- [Listed records]

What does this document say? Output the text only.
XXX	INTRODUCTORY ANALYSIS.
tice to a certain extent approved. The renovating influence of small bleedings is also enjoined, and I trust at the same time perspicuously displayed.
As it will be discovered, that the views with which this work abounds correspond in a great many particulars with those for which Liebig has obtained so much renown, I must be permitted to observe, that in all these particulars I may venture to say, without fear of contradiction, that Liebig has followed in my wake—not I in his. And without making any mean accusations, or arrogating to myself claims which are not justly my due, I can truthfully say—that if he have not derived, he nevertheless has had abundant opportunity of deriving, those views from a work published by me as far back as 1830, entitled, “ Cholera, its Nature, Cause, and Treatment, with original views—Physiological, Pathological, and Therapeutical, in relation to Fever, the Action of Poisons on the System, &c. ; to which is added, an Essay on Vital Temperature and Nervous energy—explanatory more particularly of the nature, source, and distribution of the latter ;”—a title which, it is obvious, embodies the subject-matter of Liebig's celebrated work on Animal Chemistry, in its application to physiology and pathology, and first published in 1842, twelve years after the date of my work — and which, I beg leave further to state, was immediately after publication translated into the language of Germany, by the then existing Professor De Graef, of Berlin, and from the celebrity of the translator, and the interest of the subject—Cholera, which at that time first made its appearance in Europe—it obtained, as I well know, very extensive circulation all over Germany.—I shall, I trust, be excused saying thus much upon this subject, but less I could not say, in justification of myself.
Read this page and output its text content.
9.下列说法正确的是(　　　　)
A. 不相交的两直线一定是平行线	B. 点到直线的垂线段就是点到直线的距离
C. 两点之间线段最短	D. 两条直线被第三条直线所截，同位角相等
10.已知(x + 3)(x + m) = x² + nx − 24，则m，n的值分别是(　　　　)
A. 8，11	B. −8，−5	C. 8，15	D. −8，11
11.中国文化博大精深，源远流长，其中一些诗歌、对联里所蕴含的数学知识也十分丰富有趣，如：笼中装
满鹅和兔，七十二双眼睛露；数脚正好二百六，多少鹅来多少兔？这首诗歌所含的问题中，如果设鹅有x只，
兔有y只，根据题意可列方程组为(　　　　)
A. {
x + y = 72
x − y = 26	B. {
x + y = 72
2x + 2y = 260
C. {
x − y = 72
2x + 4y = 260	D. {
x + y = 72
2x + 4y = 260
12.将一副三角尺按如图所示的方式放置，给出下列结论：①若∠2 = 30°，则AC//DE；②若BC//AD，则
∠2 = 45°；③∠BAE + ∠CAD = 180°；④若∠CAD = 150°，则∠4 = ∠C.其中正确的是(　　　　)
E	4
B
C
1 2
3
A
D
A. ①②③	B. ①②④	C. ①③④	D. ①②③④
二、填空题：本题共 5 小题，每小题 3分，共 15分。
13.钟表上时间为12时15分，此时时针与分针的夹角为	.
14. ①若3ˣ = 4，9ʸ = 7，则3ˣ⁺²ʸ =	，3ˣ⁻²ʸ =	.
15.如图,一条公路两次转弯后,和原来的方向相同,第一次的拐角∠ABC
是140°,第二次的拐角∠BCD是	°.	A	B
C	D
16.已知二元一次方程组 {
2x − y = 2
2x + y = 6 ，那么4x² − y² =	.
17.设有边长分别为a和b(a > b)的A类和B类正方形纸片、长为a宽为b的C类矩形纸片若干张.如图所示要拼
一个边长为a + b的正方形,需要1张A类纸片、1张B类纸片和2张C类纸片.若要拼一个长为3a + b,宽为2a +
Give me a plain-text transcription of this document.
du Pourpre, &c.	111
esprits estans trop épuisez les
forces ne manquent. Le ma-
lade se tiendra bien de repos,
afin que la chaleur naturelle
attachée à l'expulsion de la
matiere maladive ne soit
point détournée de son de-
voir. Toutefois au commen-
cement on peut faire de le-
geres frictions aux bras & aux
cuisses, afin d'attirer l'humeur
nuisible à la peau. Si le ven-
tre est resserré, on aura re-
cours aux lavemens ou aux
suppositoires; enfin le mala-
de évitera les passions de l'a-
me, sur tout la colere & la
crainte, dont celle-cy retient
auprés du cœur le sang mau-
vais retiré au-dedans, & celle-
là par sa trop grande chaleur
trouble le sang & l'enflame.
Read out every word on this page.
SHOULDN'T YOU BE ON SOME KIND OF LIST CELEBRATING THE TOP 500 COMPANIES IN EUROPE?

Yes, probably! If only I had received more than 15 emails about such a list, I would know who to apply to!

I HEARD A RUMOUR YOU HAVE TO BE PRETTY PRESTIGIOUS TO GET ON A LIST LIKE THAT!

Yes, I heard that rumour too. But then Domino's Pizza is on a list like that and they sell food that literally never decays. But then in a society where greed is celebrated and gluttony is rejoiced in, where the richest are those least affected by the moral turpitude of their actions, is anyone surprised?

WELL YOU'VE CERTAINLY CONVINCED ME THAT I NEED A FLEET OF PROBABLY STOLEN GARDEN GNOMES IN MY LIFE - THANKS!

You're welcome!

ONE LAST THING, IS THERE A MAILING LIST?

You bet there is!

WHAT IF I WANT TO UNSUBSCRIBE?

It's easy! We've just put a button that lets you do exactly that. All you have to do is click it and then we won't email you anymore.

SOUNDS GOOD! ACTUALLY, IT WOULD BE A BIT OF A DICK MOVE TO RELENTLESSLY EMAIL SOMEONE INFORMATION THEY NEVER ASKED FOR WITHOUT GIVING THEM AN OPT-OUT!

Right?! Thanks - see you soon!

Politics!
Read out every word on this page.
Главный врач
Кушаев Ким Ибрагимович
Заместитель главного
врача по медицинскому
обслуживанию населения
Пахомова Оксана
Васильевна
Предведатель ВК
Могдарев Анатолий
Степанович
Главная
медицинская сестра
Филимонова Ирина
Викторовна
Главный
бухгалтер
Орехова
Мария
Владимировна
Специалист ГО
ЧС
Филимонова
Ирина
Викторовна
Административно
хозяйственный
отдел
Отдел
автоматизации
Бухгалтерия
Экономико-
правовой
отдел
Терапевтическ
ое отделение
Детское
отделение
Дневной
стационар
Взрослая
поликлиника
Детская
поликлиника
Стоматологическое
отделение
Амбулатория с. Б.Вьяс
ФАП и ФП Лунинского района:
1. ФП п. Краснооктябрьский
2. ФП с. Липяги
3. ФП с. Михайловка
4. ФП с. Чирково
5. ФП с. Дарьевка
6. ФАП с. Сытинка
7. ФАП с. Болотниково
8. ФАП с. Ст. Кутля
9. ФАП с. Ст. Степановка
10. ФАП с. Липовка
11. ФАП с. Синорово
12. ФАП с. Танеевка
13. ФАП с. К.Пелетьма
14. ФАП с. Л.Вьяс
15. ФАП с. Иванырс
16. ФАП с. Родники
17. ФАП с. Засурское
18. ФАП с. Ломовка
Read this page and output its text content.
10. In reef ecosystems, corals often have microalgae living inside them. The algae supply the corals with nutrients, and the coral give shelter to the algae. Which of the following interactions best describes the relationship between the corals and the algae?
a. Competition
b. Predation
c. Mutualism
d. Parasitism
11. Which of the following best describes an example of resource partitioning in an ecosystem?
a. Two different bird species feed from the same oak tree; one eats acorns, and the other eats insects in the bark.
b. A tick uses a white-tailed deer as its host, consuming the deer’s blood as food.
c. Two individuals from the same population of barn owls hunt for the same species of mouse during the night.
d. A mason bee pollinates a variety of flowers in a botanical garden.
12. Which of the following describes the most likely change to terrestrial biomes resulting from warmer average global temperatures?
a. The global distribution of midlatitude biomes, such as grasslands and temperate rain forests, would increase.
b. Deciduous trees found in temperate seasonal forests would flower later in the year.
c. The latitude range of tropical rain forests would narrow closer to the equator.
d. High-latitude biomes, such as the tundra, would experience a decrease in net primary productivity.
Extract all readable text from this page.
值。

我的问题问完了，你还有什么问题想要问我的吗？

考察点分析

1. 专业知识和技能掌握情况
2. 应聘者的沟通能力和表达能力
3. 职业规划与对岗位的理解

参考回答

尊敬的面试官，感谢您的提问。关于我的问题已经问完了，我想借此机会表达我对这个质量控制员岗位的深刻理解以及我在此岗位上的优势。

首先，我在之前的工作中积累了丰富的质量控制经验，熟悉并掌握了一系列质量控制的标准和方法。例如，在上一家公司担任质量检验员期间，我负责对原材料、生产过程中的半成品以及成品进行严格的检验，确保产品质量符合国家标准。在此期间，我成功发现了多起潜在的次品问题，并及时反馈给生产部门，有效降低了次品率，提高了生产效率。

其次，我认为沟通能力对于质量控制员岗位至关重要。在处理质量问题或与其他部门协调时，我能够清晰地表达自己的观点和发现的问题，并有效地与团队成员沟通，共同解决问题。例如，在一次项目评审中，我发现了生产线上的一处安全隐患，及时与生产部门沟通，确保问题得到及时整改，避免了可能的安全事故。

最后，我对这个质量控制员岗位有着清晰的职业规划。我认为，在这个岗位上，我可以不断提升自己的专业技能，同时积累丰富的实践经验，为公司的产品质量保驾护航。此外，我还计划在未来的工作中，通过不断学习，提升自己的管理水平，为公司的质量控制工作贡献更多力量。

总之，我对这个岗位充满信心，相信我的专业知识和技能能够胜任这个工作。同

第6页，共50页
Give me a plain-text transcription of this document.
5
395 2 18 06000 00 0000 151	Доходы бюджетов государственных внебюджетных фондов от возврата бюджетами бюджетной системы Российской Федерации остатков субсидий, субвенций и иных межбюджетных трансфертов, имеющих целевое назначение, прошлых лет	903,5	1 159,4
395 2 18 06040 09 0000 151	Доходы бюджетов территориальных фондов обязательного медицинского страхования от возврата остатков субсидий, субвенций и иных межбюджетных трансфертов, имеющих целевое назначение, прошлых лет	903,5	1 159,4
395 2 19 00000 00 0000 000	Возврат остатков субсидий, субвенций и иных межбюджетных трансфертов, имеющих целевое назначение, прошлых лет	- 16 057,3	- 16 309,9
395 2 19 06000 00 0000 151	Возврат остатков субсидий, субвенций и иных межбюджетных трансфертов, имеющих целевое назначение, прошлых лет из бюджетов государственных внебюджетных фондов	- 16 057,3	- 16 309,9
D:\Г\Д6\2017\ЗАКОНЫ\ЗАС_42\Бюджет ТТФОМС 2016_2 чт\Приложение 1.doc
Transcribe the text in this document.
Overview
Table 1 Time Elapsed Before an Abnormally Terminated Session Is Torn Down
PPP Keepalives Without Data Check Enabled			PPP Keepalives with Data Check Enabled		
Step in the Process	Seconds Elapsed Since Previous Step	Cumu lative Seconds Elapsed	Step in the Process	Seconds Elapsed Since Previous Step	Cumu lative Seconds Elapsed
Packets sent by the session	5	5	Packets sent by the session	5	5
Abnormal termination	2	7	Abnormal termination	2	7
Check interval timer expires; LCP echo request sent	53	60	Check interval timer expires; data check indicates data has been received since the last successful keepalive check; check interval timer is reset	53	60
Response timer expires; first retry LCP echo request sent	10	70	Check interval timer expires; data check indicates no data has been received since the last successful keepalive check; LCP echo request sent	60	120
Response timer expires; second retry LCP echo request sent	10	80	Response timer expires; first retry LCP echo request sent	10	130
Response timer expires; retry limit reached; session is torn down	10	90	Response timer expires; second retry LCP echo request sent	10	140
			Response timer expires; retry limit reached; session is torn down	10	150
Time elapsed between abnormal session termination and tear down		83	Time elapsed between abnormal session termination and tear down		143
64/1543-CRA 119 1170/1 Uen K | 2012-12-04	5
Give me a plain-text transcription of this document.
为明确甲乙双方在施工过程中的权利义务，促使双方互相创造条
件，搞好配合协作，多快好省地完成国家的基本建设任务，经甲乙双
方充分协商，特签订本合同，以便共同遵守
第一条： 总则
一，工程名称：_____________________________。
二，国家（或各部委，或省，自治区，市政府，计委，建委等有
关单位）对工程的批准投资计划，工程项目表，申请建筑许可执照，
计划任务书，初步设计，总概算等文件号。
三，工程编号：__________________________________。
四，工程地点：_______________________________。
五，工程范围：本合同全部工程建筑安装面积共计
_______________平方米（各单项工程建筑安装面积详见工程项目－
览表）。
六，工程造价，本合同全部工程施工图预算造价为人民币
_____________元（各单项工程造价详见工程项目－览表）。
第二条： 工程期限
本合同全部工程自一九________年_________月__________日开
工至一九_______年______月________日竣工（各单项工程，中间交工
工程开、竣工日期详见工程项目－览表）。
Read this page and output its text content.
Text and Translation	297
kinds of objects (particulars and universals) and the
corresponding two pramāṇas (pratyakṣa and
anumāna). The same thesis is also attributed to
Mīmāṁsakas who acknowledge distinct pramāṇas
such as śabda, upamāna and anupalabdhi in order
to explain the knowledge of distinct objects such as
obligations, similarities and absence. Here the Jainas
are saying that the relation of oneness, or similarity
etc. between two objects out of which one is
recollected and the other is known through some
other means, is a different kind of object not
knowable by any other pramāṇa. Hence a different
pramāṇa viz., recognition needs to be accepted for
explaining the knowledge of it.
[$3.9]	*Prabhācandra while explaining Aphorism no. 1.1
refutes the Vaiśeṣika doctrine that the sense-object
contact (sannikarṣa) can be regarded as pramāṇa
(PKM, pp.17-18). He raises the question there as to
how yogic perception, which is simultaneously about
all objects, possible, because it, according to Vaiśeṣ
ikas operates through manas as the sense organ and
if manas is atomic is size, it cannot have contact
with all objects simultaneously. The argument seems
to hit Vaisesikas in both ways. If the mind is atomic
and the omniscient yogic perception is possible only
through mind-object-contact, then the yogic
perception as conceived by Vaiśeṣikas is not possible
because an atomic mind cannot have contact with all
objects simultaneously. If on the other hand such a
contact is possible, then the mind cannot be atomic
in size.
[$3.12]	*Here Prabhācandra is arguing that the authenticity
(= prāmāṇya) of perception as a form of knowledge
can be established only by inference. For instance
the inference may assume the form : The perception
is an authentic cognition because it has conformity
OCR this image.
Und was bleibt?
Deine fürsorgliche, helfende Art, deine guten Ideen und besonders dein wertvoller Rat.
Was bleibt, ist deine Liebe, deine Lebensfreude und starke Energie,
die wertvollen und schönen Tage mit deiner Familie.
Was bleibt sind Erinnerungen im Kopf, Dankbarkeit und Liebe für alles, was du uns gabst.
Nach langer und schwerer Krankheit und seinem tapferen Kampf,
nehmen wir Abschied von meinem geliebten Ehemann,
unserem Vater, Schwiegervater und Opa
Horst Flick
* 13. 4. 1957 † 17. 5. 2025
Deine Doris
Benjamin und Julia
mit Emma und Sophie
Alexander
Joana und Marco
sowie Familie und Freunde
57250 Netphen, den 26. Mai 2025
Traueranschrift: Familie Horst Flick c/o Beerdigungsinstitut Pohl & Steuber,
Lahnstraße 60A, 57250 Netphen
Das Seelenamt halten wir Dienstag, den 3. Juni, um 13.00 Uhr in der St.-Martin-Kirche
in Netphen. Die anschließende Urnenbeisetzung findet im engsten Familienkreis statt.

- [What is needed] Return each full line of the entries that contains the word "species".

- [Response to this task]
a. Two different bird species feed from the same oak tree; one eats acorns, and the other eats insects in the bark.
c. Two individuals from the same population of barn owls hunt for the same species of mouse during the night.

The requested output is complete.